What is needed
Change every "table-cell-name" in the listing to "table-cell-student" and leave all other text as it is.

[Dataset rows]
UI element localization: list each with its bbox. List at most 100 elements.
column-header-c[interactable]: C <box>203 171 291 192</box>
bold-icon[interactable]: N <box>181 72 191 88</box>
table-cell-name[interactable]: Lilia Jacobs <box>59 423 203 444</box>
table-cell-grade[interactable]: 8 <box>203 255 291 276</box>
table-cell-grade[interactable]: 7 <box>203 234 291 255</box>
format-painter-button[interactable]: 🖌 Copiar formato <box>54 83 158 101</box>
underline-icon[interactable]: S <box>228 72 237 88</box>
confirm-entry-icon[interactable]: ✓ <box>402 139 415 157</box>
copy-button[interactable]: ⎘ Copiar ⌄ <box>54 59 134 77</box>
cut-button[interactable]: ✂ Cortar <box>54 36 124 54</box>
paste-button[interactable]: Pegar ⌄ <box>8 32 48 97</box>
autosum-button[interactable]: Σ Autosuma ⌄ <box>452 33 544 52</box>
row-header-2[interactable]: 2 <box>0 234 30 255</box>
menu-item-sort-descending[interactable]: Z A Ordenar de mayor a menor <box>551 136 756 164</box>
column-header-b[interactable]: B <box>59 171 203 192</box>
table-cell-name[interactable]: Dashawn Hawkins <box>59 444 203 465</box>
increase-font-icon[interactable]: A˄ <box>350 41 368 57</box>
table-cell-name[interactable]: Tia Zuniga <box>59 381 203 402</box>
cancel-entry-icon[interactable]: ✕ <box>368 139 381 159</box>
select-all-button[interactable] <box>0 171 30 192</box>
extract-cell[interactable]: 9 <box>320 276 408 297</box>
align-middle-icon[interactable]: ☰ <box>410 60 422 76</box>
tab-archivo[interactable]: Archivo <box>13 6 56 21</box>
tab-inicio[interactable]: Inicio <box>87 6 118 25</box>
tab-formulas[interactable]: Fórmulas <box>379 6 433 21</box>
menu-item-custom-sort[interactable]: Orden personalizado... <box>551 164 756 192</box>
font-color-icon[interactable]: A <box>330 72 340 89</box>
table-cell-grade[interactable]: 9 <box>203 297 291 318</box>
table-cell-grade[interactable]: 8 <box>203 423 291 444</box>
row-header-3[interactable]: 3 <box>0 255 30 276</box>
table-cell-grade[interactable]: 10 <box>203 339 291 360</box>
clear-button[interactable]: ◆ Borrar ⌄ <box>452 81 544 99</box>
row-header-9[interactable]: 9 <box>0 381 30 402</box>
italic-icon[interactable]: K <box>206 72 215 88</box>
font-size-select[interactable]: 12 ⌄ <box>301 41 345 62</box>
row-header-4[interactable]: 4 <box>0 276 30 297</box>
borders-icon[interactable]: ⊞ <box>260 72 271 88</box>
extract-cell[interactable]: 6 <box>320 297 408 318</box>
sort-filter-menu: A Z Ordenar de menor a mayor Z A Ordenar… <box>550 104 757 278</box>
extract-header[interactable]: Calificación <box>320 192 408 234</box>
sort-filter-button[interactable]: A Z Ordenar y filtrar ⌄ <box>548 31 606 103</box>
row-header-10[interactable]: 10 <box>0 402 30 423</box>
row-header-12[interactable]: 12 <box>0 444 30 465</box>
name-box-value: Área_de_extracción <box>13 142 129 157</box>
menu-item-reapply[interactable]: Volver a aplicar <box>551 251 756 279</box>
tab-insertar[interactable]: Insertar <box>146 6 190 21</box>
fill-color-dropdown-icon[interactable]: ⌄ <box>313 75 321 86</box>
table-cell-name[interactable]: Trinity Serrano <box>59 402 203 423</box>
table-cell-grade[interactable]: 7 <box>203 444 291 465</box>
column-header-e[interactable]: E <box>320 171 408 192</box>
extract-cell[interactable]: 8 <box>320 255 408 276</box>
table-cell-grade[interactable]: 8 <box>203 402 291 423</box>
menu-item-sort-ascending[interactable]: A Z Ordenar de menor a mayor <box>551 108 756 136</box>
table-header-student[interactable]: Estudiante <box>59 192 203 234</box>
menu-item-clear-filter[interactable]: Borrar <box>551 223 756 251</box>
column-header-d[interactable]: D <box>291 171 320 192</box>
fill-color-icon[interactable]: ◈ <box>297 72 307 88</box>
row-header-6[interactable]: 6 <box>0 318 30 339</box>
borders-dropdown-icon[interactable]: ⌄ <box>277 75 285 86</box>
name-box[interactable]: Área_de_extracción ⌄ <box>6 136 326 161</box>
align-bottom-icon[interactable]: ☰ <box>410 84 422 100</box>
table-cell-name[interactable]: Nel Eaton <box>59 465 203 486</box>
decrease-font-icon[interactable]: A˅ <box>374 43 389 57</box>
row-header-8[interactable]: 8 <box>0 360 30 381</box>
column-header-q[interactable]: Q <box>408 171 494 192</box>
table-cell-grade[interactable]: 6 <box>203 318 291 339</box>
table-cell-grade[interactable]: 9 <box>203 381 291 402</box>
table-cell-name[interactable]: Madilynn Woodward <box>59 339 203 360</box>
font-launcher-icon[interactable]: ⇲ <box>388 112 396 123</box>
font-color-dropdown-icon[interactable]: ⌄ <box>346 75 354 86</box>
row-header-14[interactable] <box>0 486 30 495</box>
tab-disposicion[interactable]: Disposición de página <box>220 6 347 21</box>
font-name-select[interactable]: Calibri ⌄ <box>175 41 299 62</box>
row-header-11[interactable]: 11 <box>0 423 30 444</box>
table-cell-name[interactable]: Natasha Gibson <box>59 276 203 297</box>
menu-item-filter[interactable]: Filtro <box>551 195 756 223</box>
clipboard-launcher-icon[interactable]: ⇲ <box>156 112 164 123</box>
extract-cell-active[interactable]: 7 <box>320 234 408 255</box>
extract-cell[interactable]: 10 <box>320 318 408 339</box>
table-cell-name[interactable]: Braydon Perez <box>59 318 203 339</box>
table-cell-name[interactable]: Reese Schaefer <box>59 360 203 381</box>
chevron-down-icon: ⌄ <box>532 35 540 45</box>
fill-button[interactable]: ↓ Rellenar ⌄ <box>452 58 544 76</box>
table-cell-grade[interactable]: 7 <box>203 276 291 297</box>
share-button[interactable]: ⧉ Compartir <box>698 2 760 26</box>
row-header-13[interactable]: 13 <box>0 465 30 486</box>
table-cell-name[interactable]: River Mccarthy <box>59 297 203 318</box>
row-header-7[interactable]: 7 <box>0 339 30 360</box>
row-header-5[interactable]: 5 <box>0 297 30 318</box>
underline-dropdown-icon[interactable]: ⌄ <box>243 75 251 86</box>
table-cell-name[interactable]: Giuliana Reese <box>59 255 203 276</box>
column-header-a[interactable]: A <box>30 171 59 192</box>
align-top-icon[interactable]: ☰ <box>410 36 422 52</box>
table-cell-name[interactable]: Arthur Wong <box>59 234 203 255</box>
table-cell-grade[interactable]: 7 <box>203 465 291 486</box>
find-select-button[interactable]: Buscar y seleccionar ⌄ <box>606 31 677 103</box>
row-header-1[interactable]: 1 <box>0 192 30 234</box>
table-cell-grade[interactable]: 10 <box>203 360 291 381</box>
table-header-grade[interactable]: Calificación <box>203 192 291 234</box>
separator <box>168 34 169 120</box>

Response to the exercise
UI element localization: list each with its bbox. List at most 100 elements.
column-header-c[interactable]: C <box>203 171 291 192</box>
bold-icon[interactable]: N <box>181 72 191 88</box>
table-cell-student[interactable]: Lilia Jacobs <box>59 423 203 444</box>
table-cell-grade[interactable]: 8 <box>203 255 291 276</box>
table-cell-grade[interactable]: 7 <box>203 234 291 255</box>
format-painter-button[interactable]: 🖌 Copiar formato <box>54 83 158 101</box>
underline-icon[interactable]: S <box>228 72 237 88</box>
confirm-entry-icon[interactable]: ✓ <box>402 139 415 157</box>
copy-button[interactable]: ⎘ Copiar ⌄ <box>54 59 134 77</box>
cut-button[interactable]: ✂ Cortar <box>54 36 124 54</box>
paste-button[interactable]: Pegar ⌄ <box>8 32 48 97</box>
autosum-button[interactable]: Σ Autosuma ⌄ <box>452 33 544 52</box>
row-header-2[interactable]: 2 <box>0 234 30 255</box>
menu-item-sort-descending[interactable]: Z A Ordenar de mayor a menor <box>551 136 756 164</box>
column-header-b[interactable]: B <box>59 171 203 192</box>
table-cell-student[interactable]: Dashawn Hawkins <box>59 444 203 465</box>
increase-font-icon[interactable]: A˄ <box>350 41 368 57</box>
table-cell-student[interactable]: Tia Zuniga <box>59 381 203 402</box>
cancel-entry-icon[interactable]: ✕ <box>368 139 381 159</box>
select-all-button[interactable] <box>0 171 30 192</box>
extract-cell[interactable]: 9 <box>320 276 408 297</box>
align-middle-icon[interactable]: ☰ <box>410 60 422 76</box>
tab-archivo[interactable]: Archivo <box>13 6 56 21</box>
tab-inicio[interactable]: Inicio <box>87 6 118 25</box>
tab-formulas[interactable]: Fórmulas <box>379 6 433 21</box>
menu-item-custom-sort[interactable]: Orden personalizado... <box>551 164 756 192</box>
font-color-icon[interactable]: A <box>330 72 340 89</box>
table-cell-grade[interactable]: 9 <box>203 297 291 318</box>
table-cell-grade[interactable]: 8 <box>203 423 291 444</box>
row-header-3[interactable]: 3 <box>0 255 30 276</box>
table-cell-grade[interactable]: 10 <box>203 339 291 360</box>
clear-button[interactable]: ◆ Borrar ⌄ <box>452 81 544 99</box>
row-header-9[interactable]: 9 <box>0 381 30 402</box>
italic-icon[interactable]: K <box>206 72 215 88</box>
font-size-select[interactable]: 12 ⌄ <box>301 41 345 62</box>
row-header-4[interactable]: 4 <box>0 276 30 297</box>
borders-icon[interactable]: ⊞ <box>260 72 271 88</box>
extract-cell[interactable]: 6 <box>320 297 408 318</box>
sort-filter-menu: A Z Ordenar de menor a mayor Z A Ordenar… <box>550 104 757 278</box>
extract-header[interactable]: Calificación <box>320 192 408 234</box>
sort-filter-button[interactable]: A Z Ordenar y filtrar ⌄ <box>548 31 606 103</box>
row-header-10[interactable]: 10 <box>0 402 30 423</box>
row-header-12[interactable]: 12 <box>0 444 30 465</box>
name-box-value: Área_de_extracción <box>13 142 129 157</box>
menu-item-reapply[interactable]: Volver a aplicar <box>551 251 756 279</box>
tab-insertar[interactable]: Insertar <box>146 6 190 21</box>
fill-color-dropdown-icon[interactable]: ⌄ <box>313 75 321 86</box>
table-cell-student[interactable]: Trinity Serrano <box>59 402 203 423</box>
table-cell-grade[interactable]: 7 <box>203 444 291 465</box>
column-header-e[interactable]: E <box>320 171 408 192</box>
extract-cell[interactable]: 8 <box>320 255 408 276</box>
table-cell-grade[interactable]: 8 <box>203 402 291 423</box>
menu-item-sort-ascending[interactable]: A Z Ordenar de menor a mayor <box>551 108 756 136</box>
table-header-student[interactable]: Estudiante <box>59 192 203 234</box>
menu-item-clear-filter[interactable]: Borrar <box>551 223 756 251</box>
column-header-d[interactable]: D <box>291 171 320 192</box>
fill-color-icon[interactable]: ◈ <box>297 72 307 88</box>
row-header-6[interactable]: 6 <box>0 318 30 339</box>
borders-dropdown-icon[interactable]: ⌄ <box>277 75 285 86</box>
name-box[interactable]: Área_de_extracción ⌄ <box>6 136 326 161</box>
align-bottom-icon[interactable]: ☰ <box>410 84 422 100</box>
table-cell-student[interactable]: Nel Eaton <box>59 465 203 486</box>
decrease-font-icon[interactable]: A˅ <box>374 43 389 57</box>
row-header-8[interactable]: 8 <box>0 360 30 381</box>
column-header-q[interactable]: Q <box>408 171 494 192</box>
table-cell-grade[interactable]: 6 <box>203 318 291 339</box>
table-cell-grade[interactable]: 9 <box>203 381 291 402</box>
table-cell-student[interactable]: Madilynn Woodward <box>59 339 203 360</box>
font-launcher-icon[interactable]: ⇲ <box>388 112 396 123</box>
font-color-dropdown-icon[interactable]: ⌄ <box>346 75 354 86</box>
row-header-14[interactable] <box>0 486 30 495</box>
tab-disposicion[interactable]: Disposición de página <box>220 6 347 21</box>
font-name-select[interactable]: Calibri ⌄ <box>175 41 299 62</box>
row-header-11[interactable]: 11 <box>0 423 30 444</box>
table-cell-student[interactable]: Natasha Gibson <box>59 276 203 297</box>
menu-item-filter[interactable]: Filtro <box>551 195 756 223</box>
clipboard-launcher-icon[interactable]: ⇲ <box>156 112 164 123</box>
extract-cell-active[interactable]: 7 <box>320 234 408 255</box>
extract-cell[interactable]: 10 <box>320 318 408 339</box>
table-cell-student[interactable]: Braydon Perez <box>59 318 203 339</box>
table-cell-student[interactable]: Reese Schaefer <box>59 360 203 381</box>
chevron-down-icon: ⌄ <box>532 35 540 45</box>
fill-button[interactable]: ↓ Rellenar ⌄ <box>452 58 544 76</box>
table-cell-grade[interactable]: 7 <box>203 276 291 297</box>
share-button[interactable]: ⧉ Compartir <box>698 2 760 26</box>
row-header-13[interactable]: 13 <box>0 465 30 486</box>
table-cell-student[interactable]: River Mccarthy <box>59 297 203 318</box>
row-header-7[interactable]: 7 <box>0 339 30 360</box>
row-header-5[interactable]: 5 <box>0 297 30 318</box>
underline-dropdown-icon[interactable]: ⌄ <box>243 75 251 86</box>
table-cell-student[interactable]: Giuliana Reese <box>59 255 203 276</box>
column-header-a[interactable]: A <box>30 171 59 192</box>
align-top-icon[interactable]: ☰ <box>410 36 422 52</box>
table-cell-student[interactable]: Arthur Wong <box>59 234 203 255</box>
table-cell-grade[interactable]: 7 <box>203 465 291 486</box>
find-select-button[interactable]: Buscar y seleccionar ⌄ <box>606 31 677 103</box>
row-header-1[interactable]: 1 <box>0 192 30 234</box>
table-cell-grade[interactable]: 10 <box>203 360 291 381</box>
table-header-grade[interactable]: Calificación <box>203 192 291 234</box>
separator <box>168 34 169 120</box>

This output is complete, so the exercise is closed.